begin

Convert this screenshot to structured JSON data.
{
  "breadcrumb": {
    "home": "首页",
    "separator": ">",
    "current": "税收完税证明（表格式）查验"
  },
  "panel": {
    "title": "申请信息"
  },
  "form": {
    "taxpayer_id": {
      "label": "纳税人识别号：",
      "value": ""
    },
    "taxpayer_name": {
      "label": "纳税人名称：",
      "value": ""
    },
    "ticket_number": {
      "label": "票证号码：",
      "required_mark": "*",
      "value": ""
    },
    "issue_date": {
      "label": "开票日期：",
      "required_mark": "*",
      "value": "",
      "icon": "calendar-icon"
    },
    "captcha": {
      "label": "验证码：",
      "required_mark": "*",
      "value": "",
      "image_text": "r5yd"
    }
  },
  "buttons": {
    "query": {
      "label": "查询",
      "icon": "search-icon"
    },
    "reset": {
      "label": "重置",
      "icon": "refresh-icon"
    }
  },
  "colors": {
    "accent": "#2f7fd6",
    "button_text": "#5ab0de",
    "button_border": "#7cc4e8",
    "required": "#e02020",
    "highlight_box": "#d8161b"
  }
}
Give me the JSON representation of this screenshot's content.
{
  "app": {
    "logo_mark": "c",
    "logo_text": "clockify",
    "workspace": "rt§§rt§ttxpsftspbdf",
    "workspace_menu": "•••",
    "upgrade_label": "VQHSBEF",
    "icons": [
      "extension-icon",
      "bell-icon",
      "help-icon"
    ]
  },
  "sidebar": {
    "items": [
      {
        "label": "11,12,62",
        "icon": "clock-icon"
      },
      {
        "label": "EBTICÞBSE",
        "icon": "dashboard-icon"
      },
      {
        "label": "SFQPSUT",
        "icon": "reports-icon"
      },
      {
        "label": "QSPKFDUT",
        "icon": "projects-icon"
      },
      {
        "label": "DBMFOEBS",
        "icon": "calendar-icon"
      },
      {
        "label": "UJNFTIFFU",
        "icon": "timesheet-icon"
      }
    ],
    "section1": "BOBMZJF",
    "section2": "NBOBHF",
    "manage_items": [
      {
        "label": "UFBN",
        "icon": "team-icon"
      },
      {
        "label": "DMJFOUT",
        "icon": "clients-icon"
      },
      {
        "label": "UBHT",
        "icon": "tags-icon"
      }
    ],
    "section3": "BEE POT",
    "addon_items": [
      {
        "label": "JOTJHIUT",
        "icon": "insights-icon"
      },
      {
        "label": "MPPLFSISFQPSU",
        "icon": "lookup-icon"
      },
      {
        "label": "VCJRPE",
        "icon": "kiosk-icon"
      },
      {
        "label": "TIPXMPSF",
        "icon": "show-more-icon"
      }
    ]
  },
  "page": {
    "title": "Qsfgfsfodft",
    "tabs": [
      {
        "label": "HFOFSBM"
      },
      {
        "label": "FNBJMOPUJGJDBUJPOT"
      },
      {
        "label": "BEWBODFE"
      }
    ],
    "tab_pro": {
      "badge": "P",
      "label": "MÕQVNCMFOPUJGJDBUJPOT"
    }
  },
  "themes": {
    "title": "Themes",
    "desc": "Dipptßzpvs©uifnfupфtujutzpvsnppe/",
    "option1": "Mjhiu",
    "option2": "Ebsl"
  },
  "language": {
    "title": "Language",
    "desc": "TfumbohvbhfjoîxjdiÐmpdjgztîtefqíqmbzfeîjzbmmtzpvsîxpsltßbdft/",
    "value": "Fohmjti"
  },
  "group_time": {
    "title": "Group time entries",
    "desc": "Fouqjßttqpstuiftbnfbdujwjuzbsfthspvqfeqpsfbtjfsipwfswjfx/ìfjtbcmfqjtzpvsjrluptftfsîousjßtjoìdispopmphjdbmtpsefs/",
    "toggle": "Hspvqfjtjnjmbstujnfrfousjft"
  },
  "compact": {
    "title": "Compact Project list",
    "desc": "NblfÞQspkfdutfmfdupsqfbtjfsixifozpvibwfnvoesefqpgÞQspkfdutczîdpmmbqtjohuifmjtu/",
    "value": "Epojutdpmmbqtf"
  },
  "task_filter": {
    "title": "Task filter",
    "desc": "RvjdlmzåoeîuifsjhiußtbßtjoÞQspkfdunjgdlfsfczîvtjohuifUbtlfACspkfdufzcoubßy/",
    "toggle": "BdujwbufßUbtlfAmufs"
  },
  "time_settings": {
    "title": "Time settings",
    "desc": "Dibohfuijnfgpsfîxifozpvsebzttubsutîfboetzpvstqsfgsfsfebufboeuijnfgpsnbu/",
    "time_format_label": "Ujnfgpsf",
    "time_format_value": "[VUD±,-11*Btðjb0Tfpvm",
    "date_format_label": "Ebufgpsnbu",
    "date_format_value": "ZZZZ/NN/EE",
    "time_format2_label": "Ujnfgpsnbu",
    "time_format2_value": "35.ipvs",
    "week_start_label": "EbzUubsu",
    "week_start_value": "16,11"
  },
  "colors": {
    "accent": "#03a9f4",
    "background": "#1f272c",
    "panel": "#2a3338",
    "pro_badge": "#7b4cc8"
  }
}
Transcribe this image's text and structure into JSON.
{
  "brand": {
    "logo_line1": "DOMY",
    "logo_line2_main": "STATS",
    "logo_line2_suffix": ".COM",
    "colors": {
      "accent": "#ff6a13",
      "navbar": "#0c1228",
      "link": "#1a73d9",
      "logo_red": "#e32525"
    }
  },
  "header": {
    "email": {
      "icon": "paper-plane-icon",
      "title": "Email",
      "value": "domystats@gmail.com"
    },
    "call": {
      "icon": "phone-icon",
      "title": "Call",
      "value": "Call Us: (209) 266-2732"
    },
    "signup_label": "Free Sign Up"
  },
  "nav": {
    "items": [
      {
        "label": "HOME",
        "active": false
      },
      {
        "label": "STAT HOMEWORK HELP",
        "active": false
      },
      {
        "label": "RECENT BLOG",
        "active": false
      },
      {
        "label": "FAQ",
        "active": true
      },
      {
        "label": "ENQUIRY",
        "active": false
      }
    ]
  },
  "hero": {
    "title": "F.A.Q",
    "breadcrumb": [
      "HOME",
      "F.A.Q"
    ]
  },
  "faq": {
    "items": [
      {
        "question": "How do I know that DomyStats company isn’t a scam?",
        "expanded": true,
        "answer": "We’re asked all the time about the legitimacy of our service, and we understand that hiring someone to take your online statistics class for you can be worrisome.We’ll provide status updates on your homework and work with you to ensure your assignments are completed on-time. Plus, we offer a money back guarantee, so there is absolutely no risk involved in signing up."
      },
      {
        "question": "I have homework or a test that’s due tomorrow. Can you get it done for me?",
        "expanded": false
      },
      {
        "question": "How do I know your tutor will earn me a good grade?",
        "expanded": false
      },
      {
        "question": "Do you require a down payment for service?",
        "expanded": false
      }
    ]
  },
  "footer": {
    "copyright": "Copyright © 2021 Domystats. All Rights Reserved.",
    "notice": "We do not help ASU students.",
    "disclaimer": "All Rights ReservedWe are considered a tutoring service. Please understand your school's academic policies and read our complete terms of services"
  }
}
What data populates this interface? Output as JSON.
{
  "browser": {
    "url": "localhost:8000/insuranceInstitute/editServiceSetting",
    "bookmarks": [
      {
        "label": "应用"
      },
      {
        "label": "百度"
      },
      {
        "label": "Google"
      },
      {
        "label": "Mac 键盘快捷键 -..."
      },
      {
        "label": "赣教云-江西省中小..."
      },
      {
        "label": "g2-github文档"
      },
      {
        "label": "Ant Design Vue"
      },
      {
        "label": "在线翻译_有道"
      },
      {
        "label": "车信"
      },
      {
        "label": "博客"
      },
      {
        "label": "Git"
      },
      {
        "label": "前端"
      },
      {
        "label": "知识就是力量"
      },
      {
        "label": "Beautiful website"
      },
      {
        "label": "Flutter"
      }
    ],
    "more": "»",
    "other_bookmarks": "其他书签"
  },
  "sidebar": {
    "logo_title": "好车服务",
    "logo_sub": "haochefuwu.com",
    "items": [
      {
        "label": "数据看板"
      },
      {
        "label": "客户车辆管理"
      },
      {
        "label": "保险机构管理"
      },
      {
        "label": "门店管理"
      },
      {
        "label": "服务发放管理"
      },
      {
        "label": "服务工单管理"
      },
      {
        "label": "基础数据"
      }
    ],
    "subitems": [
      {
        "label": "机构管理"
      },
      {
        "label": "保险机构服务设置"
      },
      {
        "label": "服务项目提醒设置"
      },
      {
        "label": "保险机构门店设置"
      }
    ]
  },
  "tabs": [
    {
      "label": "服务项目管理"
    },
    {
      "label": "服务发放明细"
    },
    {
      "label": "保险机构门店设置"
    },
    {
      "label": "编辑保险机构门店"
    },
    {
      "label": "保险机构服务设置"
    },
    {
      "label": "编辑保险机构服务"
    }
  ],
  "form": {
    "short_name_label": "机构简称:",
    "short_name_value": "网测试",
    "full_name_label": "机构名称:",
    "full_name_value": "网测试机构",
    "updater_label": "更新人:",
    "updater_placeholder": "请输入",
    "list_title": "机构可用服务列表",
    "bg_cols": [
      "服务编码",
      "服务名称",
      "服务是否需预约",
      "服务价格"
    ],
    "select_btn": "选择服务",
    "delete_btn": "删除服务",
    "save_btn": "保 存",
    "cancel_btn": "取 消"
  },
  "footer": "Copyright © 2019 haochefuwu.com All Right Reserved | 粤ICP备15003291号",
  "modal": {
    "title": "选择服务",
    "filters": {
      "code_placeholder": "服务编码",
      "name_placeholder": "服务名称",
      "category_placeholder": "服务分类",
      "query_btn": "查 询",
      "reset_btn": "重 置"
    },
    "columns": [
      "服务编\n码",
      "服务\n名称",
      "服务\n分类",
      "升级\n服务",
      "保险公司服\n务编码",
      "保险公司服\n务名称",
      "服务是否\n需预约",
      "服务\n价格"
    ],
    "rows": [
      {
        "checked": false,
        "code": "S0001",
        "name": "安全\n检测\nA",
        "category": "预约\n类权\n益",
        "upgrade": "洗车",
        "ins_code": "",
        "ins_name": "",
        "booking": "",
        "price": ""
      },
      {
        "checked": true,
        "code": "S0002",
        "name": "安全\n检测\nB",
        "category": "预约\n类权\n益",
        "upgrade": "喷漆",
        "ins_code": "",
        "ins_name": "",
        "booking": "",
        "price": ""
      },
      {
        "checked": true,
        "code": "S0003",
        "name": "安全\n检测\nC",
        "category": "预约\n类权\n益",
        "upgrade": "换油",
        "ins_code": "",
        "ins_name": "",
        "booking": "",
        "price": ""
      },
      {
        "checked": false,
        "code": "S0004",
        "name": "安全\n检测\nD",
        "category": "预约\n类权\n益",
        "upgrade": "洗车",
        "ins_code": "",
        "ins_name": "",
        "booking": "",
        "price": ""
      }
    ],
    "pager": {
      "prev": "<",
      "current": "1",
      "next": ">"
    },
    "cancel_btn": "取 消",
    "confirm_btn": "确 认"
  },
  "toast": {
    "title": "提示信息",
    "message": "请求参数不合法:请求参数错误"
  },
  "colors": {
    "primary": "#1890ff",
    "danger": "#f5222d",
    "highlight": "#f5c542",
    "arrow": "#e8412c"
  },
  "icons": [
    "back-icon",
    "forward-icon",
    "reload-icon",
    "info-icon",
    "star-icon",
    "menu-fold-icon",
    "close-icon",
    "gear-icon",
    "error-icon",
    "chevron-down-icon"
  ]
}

end

### [Exercise directions]
Which lines contain the word "this"? Copy each of them.

### [Answer in full]
Convert this screenshot to structured JSON data.
Give me the JSON representation of this screenshot's content.
Transcribe this image's text and structure into JSON.
What data populates this interface? Output as JSON.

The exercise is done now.